Exercise objective - Present the data once more in exactly its original form.

The data -
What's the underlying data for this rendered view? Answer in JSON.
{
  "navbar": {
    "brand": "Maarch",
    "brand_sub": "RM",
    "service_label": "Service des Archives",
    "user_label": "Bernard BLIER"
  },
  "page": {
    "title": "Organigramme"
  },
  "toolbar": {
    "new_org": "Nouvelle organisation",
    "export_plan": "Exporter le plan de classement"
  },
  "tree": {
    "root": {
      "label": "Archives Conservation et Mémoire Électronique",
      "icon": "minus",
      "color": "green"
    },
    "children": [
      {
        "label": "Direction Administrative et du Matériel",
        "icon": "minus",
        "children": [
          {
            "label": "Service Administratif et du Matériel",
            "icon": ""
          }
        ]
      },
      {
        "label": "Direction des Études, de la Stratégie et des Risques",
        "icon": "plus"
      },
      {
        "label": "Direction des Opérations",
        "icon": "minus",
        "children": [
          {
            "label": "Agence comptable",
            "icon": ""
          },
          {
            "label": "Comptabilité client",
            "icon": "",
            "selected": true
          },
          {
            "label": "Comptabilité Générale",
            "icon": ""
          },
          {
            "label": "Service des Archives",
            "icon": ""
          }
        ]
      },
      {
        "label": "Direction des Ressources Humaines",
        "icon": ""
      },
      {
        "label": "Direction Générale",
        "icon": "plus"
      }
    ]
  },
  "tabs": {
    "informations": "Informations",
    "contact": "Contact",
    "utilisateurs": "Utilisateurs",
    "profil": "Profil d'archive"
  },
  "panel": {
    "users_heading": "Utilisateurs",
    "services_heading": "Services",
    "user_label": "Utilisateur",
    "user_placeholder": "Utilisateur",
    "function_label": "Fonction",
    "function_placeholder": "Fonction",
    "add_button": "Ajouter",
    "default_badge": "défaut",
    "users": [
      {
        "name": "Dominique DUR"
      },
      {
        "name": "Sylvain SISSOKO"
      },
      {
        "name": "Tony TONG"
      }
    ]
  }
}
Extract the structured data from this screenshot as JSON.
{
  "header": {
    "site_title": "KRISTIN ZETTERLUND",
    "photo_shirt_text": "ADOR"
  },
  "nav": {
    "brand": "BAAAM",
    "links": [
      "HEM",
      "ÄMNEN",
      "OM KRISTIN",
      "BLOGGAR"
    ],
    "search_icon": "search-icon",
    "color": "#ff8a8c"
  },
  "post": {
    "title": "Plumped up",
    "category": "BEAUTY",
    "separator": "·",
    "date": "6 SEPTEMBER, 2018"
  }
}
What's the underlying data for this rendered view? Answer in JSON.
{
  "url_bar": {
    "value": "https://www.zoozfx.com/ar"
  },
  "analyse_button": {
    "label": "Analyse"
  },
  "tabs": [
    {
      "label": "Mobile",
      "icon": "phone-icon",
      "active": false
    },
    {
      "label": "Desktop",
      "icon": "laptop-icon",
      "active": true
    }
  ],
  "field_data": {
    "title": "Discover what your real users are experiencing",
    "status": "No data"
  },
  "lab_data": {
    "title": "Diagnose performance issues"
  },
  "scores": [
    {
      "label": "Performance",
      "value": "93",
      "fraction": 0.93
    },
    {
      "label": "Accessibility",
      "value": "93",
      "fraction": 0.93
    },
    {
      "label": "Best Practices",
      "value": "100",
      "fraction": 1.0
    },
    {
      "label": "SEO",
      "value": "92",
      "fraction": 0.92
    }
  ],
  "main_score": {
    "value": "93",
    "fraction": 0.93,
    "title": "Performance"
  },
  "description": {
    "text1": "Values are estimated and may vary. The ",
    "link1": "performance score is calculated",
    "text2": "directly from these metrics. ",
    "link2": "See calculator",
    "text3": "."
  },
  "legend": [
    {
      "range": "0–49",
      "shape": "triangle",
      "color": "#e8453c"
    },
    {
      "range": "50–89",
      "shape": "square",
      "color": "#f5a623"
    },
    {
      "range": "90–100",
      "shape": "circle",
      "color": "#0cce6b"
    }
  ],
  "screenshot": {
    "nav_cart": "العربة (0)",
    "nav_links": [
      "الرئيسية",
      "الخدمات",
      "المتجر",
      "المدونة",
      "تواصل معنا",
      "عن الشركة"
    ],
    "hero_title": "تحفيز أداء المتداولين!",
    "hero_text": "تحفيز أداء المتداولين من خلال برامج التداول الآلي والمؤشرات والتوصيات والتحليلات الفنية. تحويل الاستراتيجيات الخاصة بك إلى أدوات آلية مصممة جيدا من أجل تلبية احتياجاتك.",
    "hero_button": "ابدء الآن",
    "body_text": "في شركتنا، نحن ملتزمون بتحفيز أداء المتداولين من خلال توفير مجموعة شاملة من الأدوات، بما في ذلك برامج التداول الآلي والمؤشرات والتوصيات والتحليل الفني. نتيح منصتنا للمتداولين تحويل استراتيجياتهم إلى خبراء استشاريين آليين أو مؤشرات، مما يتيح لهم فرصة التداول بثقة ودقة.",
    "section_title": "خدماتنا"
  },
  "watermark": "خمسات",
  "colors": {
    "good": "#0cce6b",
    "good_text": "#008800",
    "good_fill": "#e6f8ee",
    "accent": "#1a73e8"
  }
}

The result -
What's the underlying data for this rendered view? Answer in JSON.
{
  "navbar": {
    "brand": "Maarch",
    "brand_sub": "RM",
    "service_label": "Service des Archives",
    "user_label": "Bernard BLIER"
  },
  "page": {
    "title": "Organigramme"
  },
  "toolbar": {
    "new_org": "Nouvelle organisation",
    "export_plan": "Exporter le plan de classement"
  },
  "tree": {
    "root": {
      "label": "Archives Conservation et Mémoire Électronique",
      "icon": "minus",
      "color": "green"
    },
    "children": [
      {
        "label": "Direction Administrative et du Matériel",
        "icon": "minus",
        "children": [
          {
            "label": "Service Administratif et du Matériel",
            "icon": ""
          }
        ]
      },
      {
        "label": "Direction des Études, de la Stratégie et des Risques",
        "icon": "plus"
      },
      {
        "label": "Direction des Opérations",
        "icon": "minus",
        "children": [
          {
            "label": "Agence comptable",
            "icon": ""
          },
          {
            "label": "Comptabilité client",
            "icon": "",
            "selected": true
          },
          {
            "label": "Comptabilité Générale",
            "icon": ""
          },
          {
            "label": "Service des Archives",
            "icon": ""
          }
        ]
      },
      {
        "label": "Direction des Ressources Humaines",
        "icon": ""
      },
      {
        "label": "Direction Générale",
        "icon": "plus"
      }
    ]
  },
  "tabs": {
    "informations": "Informations",
    "contact": "Contact",
    "utilisateurs": "Utilisateurs",
    "profil": "Profil d'archive"
  },
  "panel": {
    "users_heading": "Utilisateurs",
    "services_heading": "Services",
    "user_label": "Utilisateur",
    "user_placeholder": "Utilisateur",
    "function_label": "Fonction",
    "function_placeholder": "Fonction",
    "add_button": "Ajouter",
    "default_badge": "défaut",
    "users": [
      {
        "name": "Dominique DUR"
      },
      {
        "name": "Sylvain SISSOKO"
      },
      {
        "name": "Tony TONG"
      }
    ]
  }
}
Extract the structured data from this screenshot as JSON.
{
  "header": {
    "site_title": "KRISTIN ZETTERLUND",
    "photo_shirt_text": "ADOR"
  },
  "nav": {
    "brand": "BAAAM",
    "links": [
      "HEM",
      "ÄMNEN",
      "OM KRISTIN",
      "BLOGGAR"
    ],
    "search_icon": "search-icon",
    "color": "#ff8a8c"
  },
  "post": {
    "title": "Plumped up",
    "category": "BEAUTY",
    "separator": "·",
    "date": "6 SEPTEMBER, 2018"
  }
}
What's the underlying data for this rendered view? Answer in JSON.
{
  "url_bar": {
    "value": "https://www.zoozfx.com/ar"
  },
  "analyse_button": {
    "label": "Analyse"
  },
  "tabs": [
    {
      "label": "Mobile",
      "icon": "phone-icon",
      "active": false
    },
    {
      "label": "Desktop",
      "icon": "laptop-icon",
      "active": true
    }
  ],
  "field_data": {
    "title": "Discover what your real users are experiencing",
    "status": "No data"
  },
  "lab_data": {
    "title": "Diagnose performance issues"
  },
  "scores": [
    {
      "label": "Performance",
      "value": "93",
      "fraction": 0.93
    },
    {
      "label": "Accessibility",
      "value": "93",
      "fraction": 0.93
    },
    {
      "label": "Best Practices",
      "value": "100",
      "fraction": 1.0
    },
    {
      "label": "SEO",
      "value": "92",
      "fraction": 0.92
    }
  ],
  "main_score": {
    "value": "93",
    "fraction": 0.93,
    "title": "Performance"
  },
  "description": {
    "text1": "Values are estimated and may vary. The ",
    "link1": "performance score is calculated",
    "text2": "directly from these metrics. ",
    "link2": "See calculator",
    "text3": "."
  },
  "legend": [
    {
      "range": "0–49",
      "shape": "triangle",
      "color": "#e8453c"
    },
    {
      "range": "50–89",
      "shape": "square",
      "color": "#f5a623"
    },
    {
      "range": "90–100",
      "shape": "circle",
      "color": "#0cce6b"
    }
  ],
  "screenshot": {
    "nav_cart": "العربة (0)",
    "nav_links": [
      "الرئيسية",
      "الخدمات",
      "المتجر",
      "المدونة",
      "تواصل معنا",
      "عن الشركة"
    ],
    "hero_title": "تحفيز أداء المتداولين!",
    "hero_text": "تحفيز أداء المتداولين من خلال برامج التداول الآلي والمؤشرات والتوصيات والتحليلات الفنية. تحويل الاستراتيجيات الخاصة بك إلى أدوات آلية مصممة جيدا من أجل تلبية احتياجاتك.",
    "hero_button": "ابدء الآن",
    "body_text": "في شركتنا، نحن ملتزمون بتحفيز أداء المتداولين من خلال توفير مجموعة شاملة من الأدوات، بما في ذلك برامج التداول الآلي والمؤشرات والتوصيات والتحليل الفني. نتيح منصتنا للمتداولين تحويل استراتيجياتهم إلى خبراء استشاريين آليين أو مؤشرات، مما يتيح لهم فرصة التداول بثقة ودقة.",
    "section_title": "خدماتنا"
  },
  "watermark": "خمسات",
  "colors": {
    "good": "#0cce6b",
    "good_text": "#008800",
    "good_fill": "#e6f8ee",
    "accent": "#1a73e8"
  }
}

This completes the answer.